The listing beneath should be written out in full, exactly as shown.
Begin Supplied data
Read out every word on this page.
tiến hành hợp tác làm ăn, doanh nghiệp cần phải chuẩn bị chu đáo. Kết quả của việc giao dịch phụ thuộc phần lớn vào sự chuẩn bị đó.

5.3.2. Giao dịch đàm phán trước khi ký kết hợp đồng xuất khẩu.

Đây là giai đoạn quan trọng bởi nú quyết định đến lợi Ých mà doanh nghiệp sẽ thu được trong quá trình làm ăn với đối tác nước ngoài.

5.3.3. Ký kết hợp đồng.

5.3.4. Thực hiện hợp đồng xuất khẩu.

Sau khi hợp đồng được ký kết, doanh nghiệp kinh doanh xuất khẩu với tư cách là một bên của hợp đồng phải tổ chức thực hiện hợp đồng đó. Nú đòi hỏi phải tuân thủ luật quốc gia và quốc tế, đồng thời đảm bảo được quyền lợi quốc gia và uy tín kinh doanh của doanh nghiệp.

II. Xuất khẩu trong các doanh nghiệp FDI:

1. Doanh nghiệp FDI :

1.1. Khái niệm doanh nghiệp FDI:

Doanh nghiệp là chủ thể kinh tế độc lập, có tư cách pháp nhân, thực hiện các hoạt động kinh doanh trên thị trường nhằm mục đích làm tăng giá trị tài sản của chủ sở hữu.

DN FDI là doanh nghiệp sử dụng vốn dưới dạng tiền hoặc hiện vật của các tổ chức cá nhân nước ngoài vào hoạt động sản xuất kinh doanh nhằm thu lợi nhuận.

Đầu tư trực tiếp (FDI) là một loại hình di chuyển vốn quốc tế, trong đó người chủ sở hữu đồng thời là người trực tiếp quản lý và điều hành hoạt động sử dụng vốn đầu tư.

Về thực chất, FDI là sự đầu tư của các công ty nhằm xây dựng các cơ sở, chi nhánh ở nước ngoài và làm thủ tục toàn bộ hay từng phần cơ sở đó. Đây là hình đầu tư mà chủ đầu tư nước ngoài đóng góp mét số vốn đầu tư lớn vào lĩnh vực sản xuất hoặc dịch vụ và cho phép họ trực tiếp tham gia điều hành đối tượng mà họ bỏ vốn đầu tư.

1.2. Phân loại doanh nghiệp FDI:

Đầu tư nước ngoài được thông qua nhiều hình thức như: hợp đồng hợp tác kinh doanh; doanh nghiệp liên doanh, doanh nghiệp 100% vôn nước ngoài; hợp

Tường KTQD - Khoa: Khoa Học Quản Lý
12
End Supplied data
» **Solution**
Read out every word on this page.
tiến hành hợp tác làm ăn, doanh nghiệp cần phải chuẩn bị chu đáo. Kết quả của việc giao dịch phụ thuộc phần lớn vào sự chuẩn bị đó.

5.3.2. Giao dịch đàm phán trước khi ký kết hợp đồng xuất khẩu.

Đây là giai đoạn quan trọng bởi nú quyết định đến lợi Ých mà doanh nghiệp sẽ thu được trong quá trình làm ăn với đối tác nước ngoài.

5.3.3. Ký kết hợp đồng.

5.3.4. Thực hiện hợp đồng xuất khẩu.

Sau khi hợp đồng được ký kết, doanh nghiệp kinh doanh xuất khẩu với tư cách là một bên của hợp đồng phải tổ chức thực hiện hợp đồng đó. Nú đòi hỏi phải tuân thủ luật quốc gia và quốc tế, đồng thời đảm bảo được quyền lợi quốc gia và uy tín kinh doanh của doanh nghiệp.

II. Xuất khẩu trong các doanh nghiệp FDI:

1. Doanh nghiệp FDI :

1.1. Khái niệm doanh nghiệp FDI:

Doanh nghiệp là chủ thể kinh tế độc lập, có tư cách pháp nhân, thực hiện các hoạt động kinh doanh trên thị trường nhằm mục đích làm tăng giá trị tài sản của chủ sở hữu.

DN FDI là doanh nghiệp sử dụng vốn dưới dạng tiền hoặc hiện vật của các tổ chức cá nhân nước ngoài vào hoạt động sản xuất kinh doanh nhằm thu lợi nhuận.

Đầu tư trực tiếp (FDI) là một loại hình di chuyển vốn quốc tế, trong đó người chủ sở hữu đồng thời là người trực tiếp quản lý và điều hành hoạt động sử dụng vốn đầu tư.

Về thực chất, FDI là sự đầu tư của các công ty nhằm xây dựng các cơ sở, chi nhánh ở nước ngoài và làm thủ tục toàn bộ hay từng phần cơ sở đó. Đây là hình đầu tư mà chủ đầu tư nước ngoài đóng góp mét số vốn đầu tư lớn vào lĩnh vực sản xuất hoặc dịch vụ và cho phép họ trực tiếp tham gia điều hành đối tượng mà họ bỏ vốn đầu tư.

1.2. Phân loại doanh nghiệp FDI:

Đầu tư nước ngoài được thông qua nhiều hình thức như: hợp đồng hợp tác kinh doanh; doanh nghiệp liên doanh, doanh nghiệp 100% vôn nước ngoài; hợp

Tường KTQD - Khoa: Khoa Học Quản Lý
12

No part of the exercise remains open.